→ **Testo**
Barbara Rizzo Asta coi figli
Barbara Rizzo Asta coi figli

Era il 2 Aprile 1985. Un'auto imbottita di tritolo, ferma su una curva della strada che collega la costa di Pizzolungo con Trapani, di buon mattina, all’ora in cui si comincia ad andare al lavoro, viene fatta esplodere da un commando di assassini che usa un telecomando. Il gruppo è rimasto per un paio di ore appostato sulla terrazza di una casa, da lì attende che all’incirca verso le 8 da quella curva escano due auto, una blindata, una Fiat Argenta, e un semplice Fiat Ritmo, dove a bordo ci sono rispettivamente un magistrato della Procura, Carlo Palermo, e gli agenti della sua scorta. Per strada c'è anche un'altra auto, una Volkswagen Scirocco: a guidarla è una donna, Barbara Rizzo, sta accompagnando a scuola i suoi due figli, i gemellini di 6 anni, Salvatore e Giuseppe Asta. Il pulsante viene schiacciato lo stesso. Il botto è tremendo. Viene avvertito in città, trema ogni cosa, si pensa a un terremoto e invece è un attentato. Restano feriti il pm Palermo e gli agenti che lo scortavano, Raffaele Di Mercurio, Totò La Porta, Nino Ruggirello, l'autista della blindata Rosario Maggio. La scena che si presenta innanzi è fatta di auto e lamiere contorte, un profondo cratere sulla strada, mura e recinzioni divelte, tanto fumo, villette sfondate. C’è una macchia di sangue stampata sul punto più alto di una villetta. Subito qualcuno dice: "Siamo come in Libano con le bombe che sfondano i palazzi e lasciano macerie”. Sarebbe più facile dire che Pizzolungo si sovrappone a via Pipitone Federico nel giorno dell’attentato contro il capo dell’Ufficio Istruzione del Tribunale di Palermo Rocco Chinnici. Era il 29 luglio 1983. Anche lì un’autobomba. Il primo che si accorge che sulla strada di Pizzolungo manca qualcosa è lo stesso magistrato scampato all’agguato. Racconta: “Scendo dall’auto mi guardo intorno, aiuto l’autista e i poliziotti a terra, gravemente feriti e però mi guardo attorno e ricordo come in un lampo un’altra auto che Maggio, il mio autista, stava lasciando alla sua destra mentre la sorpassava. In quel momento un lampo accecante, un rumore così forte. È esploso il motore della nostra auto? No, era l’attentato”. In quella scena da guerra non c’è l’auto di Barbara Rizzo, sparita, si troverà un pezzo di albero motore, un volante piegato. Cancellate per sempre le tre persone a bordo: di Barbara, Salvatore e Giuseppe non si troverà nulla. Il botto li ha inghiottiti e dilaniati.

→ **Materiale fornito**
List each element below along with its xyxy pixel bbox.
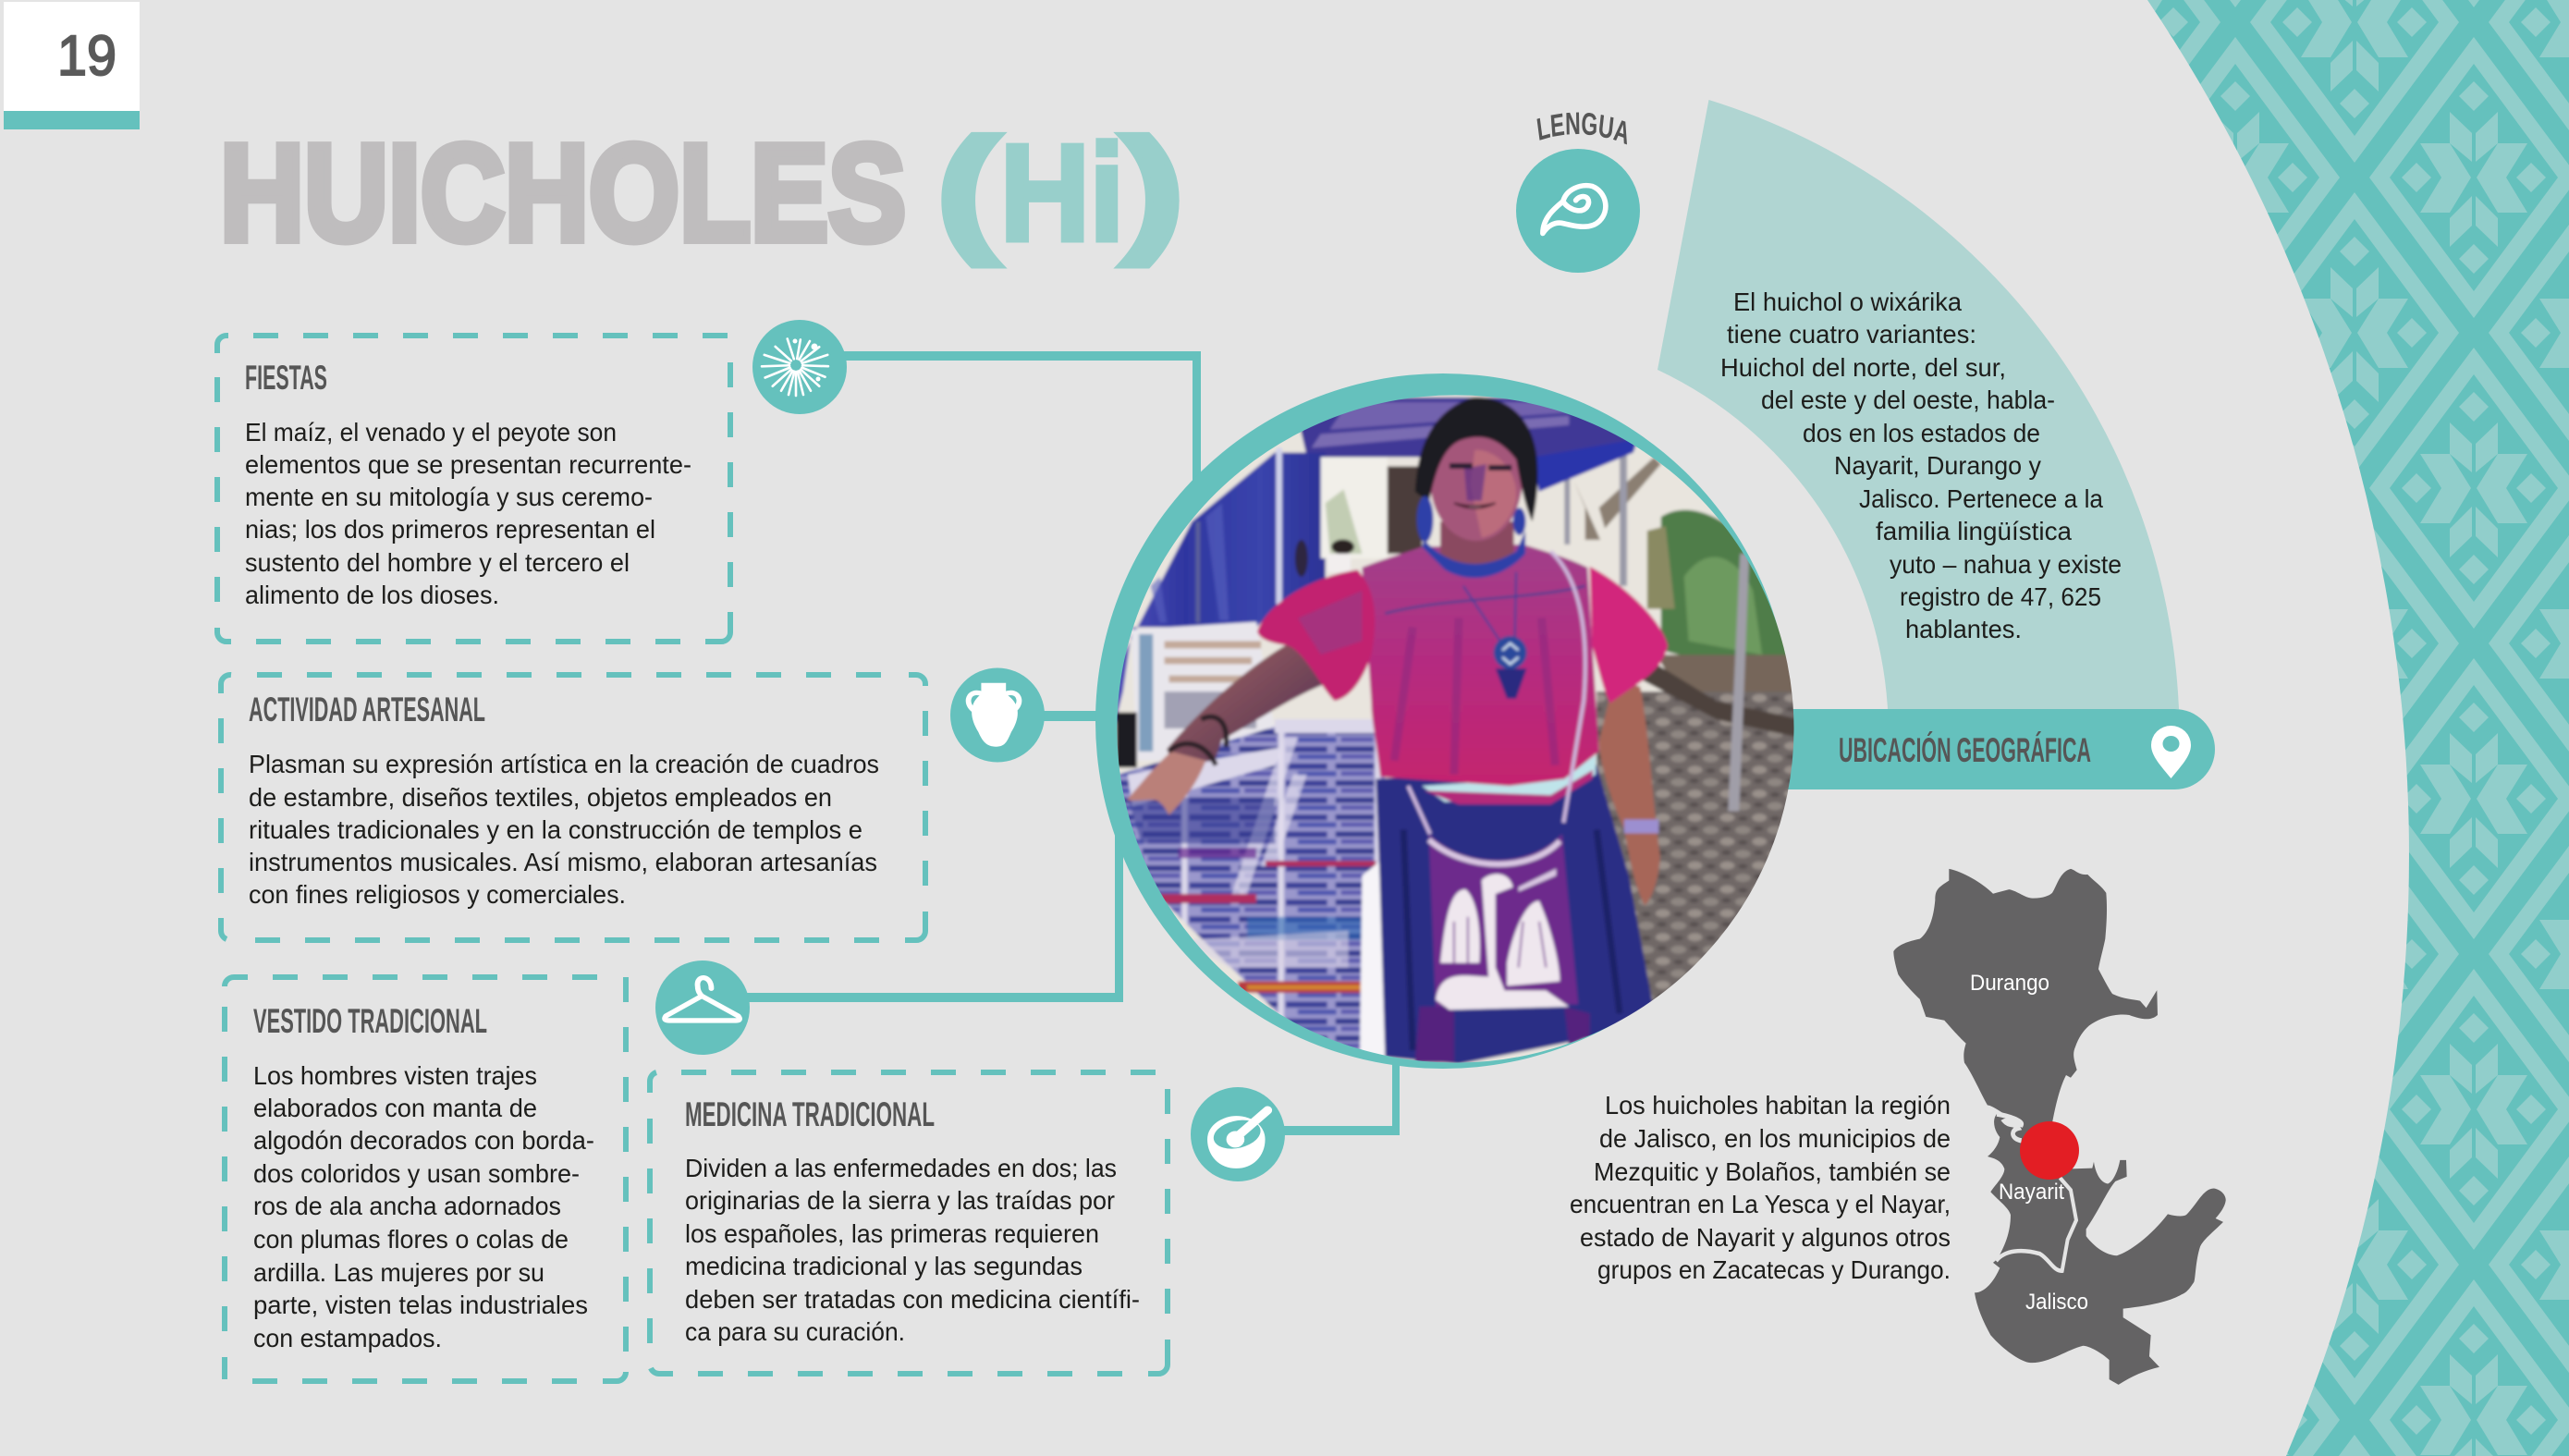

→ **Compiti da svolgere**
• 1. Riassumi in due frasi il testo sull'attentato di Pizzolungo.
• 2. Elenca tutte le persone che, secondo il testo sull'attentato di Pizzolungo, restano ferite nell'esplosione.
• 3. Prosegui il testo sull'attentato di Pizzolungo a partire dalla sua ultima frase.

→ **Soluzioni**
• 1. Il 2 aprile 1985, sulla strada tra Pizzolungo e Trapani, un commando fece esplodere con un telecomando un'auto imbottita di tritolo al passaggio delle vetture del magistrato Carlo Palermo e della sua scorta, che rimasero feriti. Nell'esplosione Barbara Rizzo e i suoi gemelli di 6 anni, Salvatore e Giuseppe Asta, che viaggiavano su un'altra auto, furono dilaniati e di loro non si trovò nulla.

• 2.
- Carlo Palermo
- Raffaele Di Mercurio
- Totò La Porta
- Nino Ruggirello
- Rosario Maggio

• 3.
Le mafie ammazzano i figli, la memoria salva dall'oblio

Sono trascorsi 35 anni da quella strage e le indagini, i processi, hanno attraversato tutti questi 35 anni. Trattandosi di un attentato a un magistrato di Trapani, per competenza il coordinamento e il giudizio spettano alla Procura e al Tribunale di Caltanissetta. Gli autori della strage, i componenti del commando che usò il telecomando, arrestati nell'immediatezza, sono stati condannati in primo grado, ma sono stati assolti col sigillo della Cassazione. Nei primi anni del 2000 vengono condannati all'ergastolo, in due distinti processi, in uno Totò Riina e il trapanese Vincenzo Virga; nell'altro i palermitani Nino Madonia e Balduccio Di Maggio. Riconosciuti come mandanti. In un altro processo è finito alla sbarra ancora come mandante il capo mafia dell'Acquasanta di Palermo, Vincenzo Galatolo. Il 13 novembre, sempre davanti al Tribunale di Caltanissetta, è arrivata la sentenza di condanna a trent'anni.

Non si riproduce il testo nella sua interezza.